→ **Requisitos do problema**
Escreva a continuação do trecho sobre as origens da civilização chinesa, começando logo após a última frase apresentada.

→ **Trecho fornecido**
=-=-=

Poesia chinesa antes do ocidente
*Adélia Noronha - Atualizado em 12/07/2018 18:29
Como as civilizações mesopotâmica e egípcia, a chinesa originou-se no vale de um grande rio: o Amarelo. Seu núcleo duro, ou seja, o centro de sua cultura, parece ter nascido pronta. Já nos seus primórdios, o povo, a língua falada e a escrita perpassarão toda a história da civilização chinesa. Suas primeiras dinastias — Xia, Shang e Zhou — confundem-se com o plano mítico. As pesquisas arqueológicas revelaram que Xia, Shang e Zhou foram estados paralelos ou sucessivos do segundo milênio a. C. O estado Shang desenvolveu arte do mais alto requinte. Sua religião era politeísta e xamanista. A base da economia chinesa era a agricultura e a pecuária, havendo também manufaturas. Formulações religiosas e filosóficas mais elaboradas, como o Confucionismo e o Taoísmo, apareceram no fim desse tempo, no século VI a. C.

=-=-=

→ **Dados fornecidos**
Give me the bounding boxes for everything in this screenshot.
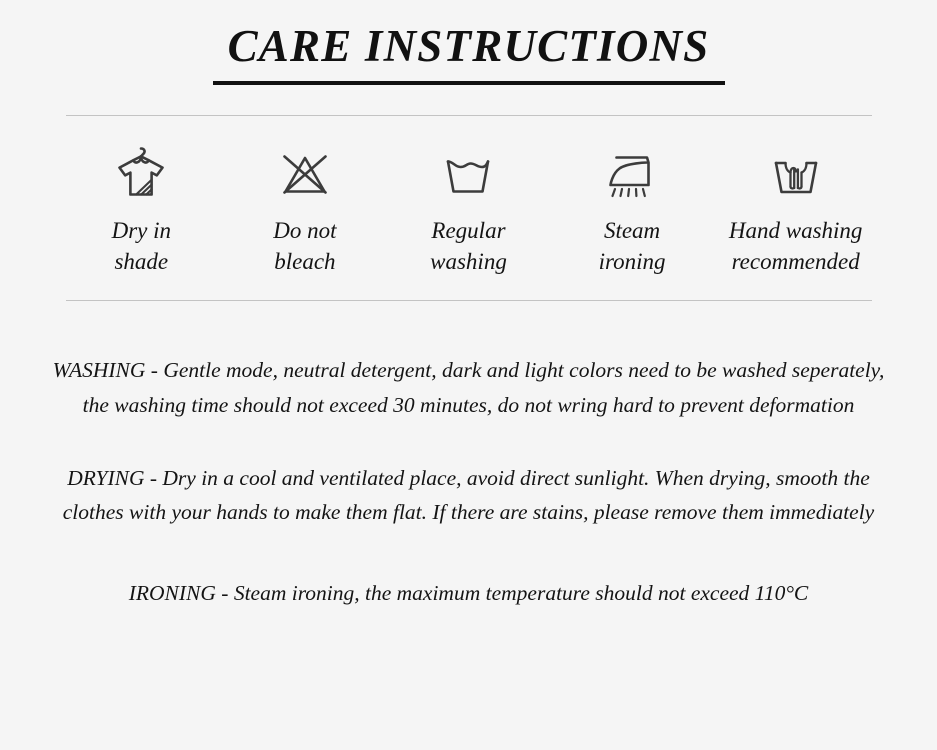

=-=-=

→ **Resposta ao exercício**
A história da civilização chinesa foi marcada por unificações e desuniões políticas. No final do século V a. C., sete Estados resultaram de longos conflitos e continuaram a lutar até a supremacia do estado Qin. Começa então a China imperial sob a dinastia Qin (221-206 a. C.). O rei Qin Shi Huangdi chegou ao poder em 221 a.C. Durante essa dinastia, iniciou-se a construção da Grande Muralha. Daí em diante, a história da China será marcada por fases de unificação e desunião, com golpes de estado, rebeliões, guerras internas e invasões. Mongóis e manchus invadiram o país e fundaram dinastias. O apogeu da China ocorreu durante a dinastia Tang, no século IX d. C., com o auge da literatura e das artes. O budismo, que havia penetrado no país no século I, alcançou grande prosperidade.
A Grande Muralha, um grande canal de navegação, cidades suntuosas, arquitetura, escultura, pintura e literatura da mais alta qualidade e um centro de produtos cobiçados por muçulmanos e cristãos elevaram a China ao patamar das grandes civilizações. Com a penetração das influências e dos interesses econômicos ocidentais, o império chinês chegou ao fim durante a dinastia Qing, em 1911, quando foi proclamada a república no país.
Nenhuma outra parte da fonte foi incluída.